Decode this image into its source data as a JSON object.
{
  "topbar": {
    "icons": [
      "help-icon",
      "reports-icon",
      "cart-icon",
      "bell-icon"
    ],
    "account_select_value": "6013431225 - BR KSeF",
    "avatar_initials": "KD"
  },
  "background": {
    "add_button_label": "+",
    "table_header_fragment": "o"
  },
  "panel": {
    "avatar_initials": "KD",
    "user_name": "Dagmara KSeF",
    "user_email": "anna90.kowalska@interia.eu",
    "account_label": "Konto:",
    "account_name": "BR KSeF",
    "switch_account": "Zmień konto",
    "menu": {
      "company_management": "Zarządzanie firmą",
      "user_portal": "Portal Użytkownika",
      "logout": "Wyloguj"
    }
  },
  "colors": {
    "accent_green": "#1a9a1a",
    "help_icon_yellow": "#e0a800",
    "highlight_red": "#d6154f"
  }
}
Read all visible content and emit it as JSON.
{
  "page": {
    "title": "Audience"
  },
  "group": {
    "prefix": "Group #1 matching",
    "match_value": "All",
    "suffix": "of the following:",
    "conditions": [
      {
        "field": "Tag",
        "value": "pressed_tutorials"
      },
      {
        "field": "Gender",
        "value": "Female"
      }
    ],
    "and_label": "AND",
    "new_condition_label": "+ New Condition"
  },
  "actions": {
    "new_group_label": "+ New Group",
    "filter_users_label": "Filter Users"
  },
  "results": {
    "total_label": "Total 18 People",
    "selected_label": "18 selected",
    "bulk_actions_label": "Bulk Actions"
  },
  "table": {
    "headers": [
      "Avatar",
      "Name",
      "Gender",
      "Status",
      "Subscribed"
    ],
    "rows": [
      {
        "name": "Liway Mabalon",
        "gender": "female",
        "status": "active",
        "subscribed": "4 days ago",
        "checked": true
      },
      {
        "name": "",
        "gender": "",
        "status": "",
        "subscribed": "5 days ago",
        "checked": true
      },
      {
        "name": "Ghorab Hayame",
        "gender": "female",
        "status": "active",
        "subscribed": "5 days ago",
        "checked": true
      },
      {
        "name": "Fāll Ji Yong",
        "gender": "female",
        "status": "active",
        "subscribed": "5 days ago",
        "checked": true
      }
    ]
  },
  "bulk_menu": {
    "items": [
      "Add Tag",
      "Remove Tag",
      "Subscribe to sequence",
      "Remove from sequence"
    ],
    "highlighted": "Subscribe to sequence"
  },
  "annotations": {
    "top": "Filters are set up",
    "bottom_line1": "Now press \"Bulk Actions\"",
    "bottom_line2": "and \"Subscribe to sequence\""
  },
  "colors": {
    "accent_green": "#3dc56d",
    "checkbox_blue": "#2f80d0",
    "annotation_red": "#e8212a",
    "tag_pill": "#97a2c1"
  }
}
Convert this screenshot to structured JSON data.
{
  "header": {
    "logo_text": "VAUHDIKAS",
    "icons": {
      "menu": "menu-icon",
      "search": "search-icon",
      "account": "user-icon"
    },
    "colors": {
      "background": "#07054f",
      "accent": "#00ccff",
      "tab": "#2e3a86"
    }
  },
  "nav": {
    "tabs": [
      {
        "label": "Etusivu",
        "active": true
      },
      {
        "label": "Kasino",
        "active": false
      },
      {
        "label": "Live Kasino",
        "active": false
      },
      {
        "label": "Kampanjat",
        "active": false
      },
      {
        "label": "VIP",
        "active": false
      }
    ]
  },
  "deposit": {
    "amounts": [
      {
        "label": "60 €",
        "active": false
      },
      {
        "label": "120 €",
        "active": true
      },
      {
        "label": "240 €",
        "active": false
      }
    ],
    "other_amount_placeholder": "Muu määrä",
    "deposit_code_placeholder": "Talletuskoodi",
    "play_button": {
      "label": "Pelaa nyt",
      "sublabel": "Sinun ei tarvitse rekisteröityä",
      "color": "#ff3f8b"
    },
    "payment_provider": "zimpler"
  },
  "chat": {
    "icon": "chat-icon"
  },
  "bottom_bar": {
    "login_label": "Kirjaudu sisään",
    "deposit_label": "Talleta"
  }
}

▶ [Set problem]: Output each record exactly, leaving nothing out.

▶ [Complete response]:
Decode this image into its source data as a JSON object.
{
  "topbar": {
    "icons": [
      "help-icon",
      "reports-icon",
      "cart-icon",
      "bell-icon"
    ],
    "account_select_value": "6013431225 - BR KSeF",
    "avatar_initials": "KD"
  },
  "background": {
    "add_button_label": "+",
    "table_header_fragment": "o"
  },
  "panel": {
    "avatar_initials": "KD",
    "user_name": "Dagmara KSeF",
    "user_email": "anna90.kowalska@interia.eu",
    "account_label": "Konto:",
    "account_name": "BR KSeF",
    "switch_account": "Zmień konto",
    "menu": {
      "company_management": "Zarządzanie firmą",
      "user_portal": "Portal Użytkownika",
      "logout": "Wyloguj"
    }
  },
  "colors": {
    "accent_green": "#1a9a1a",
    "help_icon_yellow": "#e0a800",
    "highlight_red": "#d6154f"
  }
}
Read all visible content and emit it as JSON.
{
  "page": {
    "title": "Audience"
  },
  "group": {
    "prefix": "Group #1 matching",
    "match_value": "All",
    "suffix": "of the following:",
    "conditions": [
      {
        "field": "Tag",
        "value": "pressed_tutorials"
      },
      {
        "field": "Gender",
        "value": "Female"
      }
    ],
    "and_label": "AND",
    "new_condition_label": "+ New Condition"
  },
  "actions": {
    "new_group_label": "+ New Group",
    "filter_users_label": "Filter Users"
  },
  "results": {
    "total_label": "Total 18 People",
    "selected_label": "18 selected",
    "bulk_actions_label": "Bulk Actions"
  },
  "table": {
    "headers": [
      "Avatar",
      "Name",
      "Gender",
      "Status",
      "Subscribed"
    ],
    "rows": [
      {
        "name": "Liway Mabalon",
        "gender": "female",
        "status": "active",
        "subscribed": "4 days ago",
        "checked": true
      },
      {
        "name": "",
        "gender": "",
        "status": "",
        "subscribed": "5 days ago",
        "checked": true
      },
      {
        "name": "Ghorab Hayame",
        "gender": "female",
        "status": "active",
        "subscribed": "5 days ago",
        "checked": true
      },
      {
        "name": "Fāll Ji Yong",
        "gender": "female",
        "status": "active",
        "subscribed": "5 days ago",
        "checked": true
      }
    ]
  },
  "bulk_menu": {
    "items": [
      "Add Tag",
      "Remove Tag",
      "Subscribe to sequence",
      "Remove from sequence"
    ],
    "highlighted": "Subscribe to sequence"
  },
  "annotations": {
    "top": "Filters are set up",
    "bottom_line1": "Now press \"Bulk Actions\"",
    "bottom_line2": "and \"Subscribe to sequence\""
  },
  "colors": {
    "accent_green": "#3dc56d",
    "checkbox_blue": "#2f80d0",
    "annotation_red": "#e8212a",
    "tag_pill": "#97a2c1"
  }
}
Convert this screenshot to structured JSON data.
{
  "header": {
    "logo_text": "VAUHDIKAS",
    "icons": {
      "menu": "menu-icon",
      "search": "search-icon",
      "account": "user-icon"
    },
    "colors": {
      "background": "#07054f",
      "accent": "#00ccff",
      "tab": "#2e3a86"
    }
  },
  "nav": {
    "tabs": [
      {
        "label": "Etusivu",
        "active": true
      },
      {
        "label": "Kasino",
        "active": false
      },
      {
        "label": "Live Kasino",
        "active": false
      },
      {
        "label": "Kampanjat",
        "active": false
      },
      {
        "label": "VIP",
        "active": false
      }
    ]
  },
  "deposit": {
    "amounts": [
      {
        "label": "60 €",
        "active": false
      },
      {
        "label": "120 €",
        "active": true
      },
      {
        "label": "240 €",
        "active": false
      }
    ],
    "other_amount_placeholder": "Muu määrä",
    "deposit_code_placeholder": "Talletuskoodi",
    "play_button": {
      "label": "Pelaa nyt",
      "sublabel": "Sinun ei tarvitse rekisteröityä",
      "color": "#ff3f8b"
    },
    "payment_provider": "zimpler"
  },
  "chat": {
    "icon": "chat-icon"
  },
  "bottom_bar": {
    "login_label": "Kirjaudu sisään",
    "deposit_label": "Talleta"
  }
}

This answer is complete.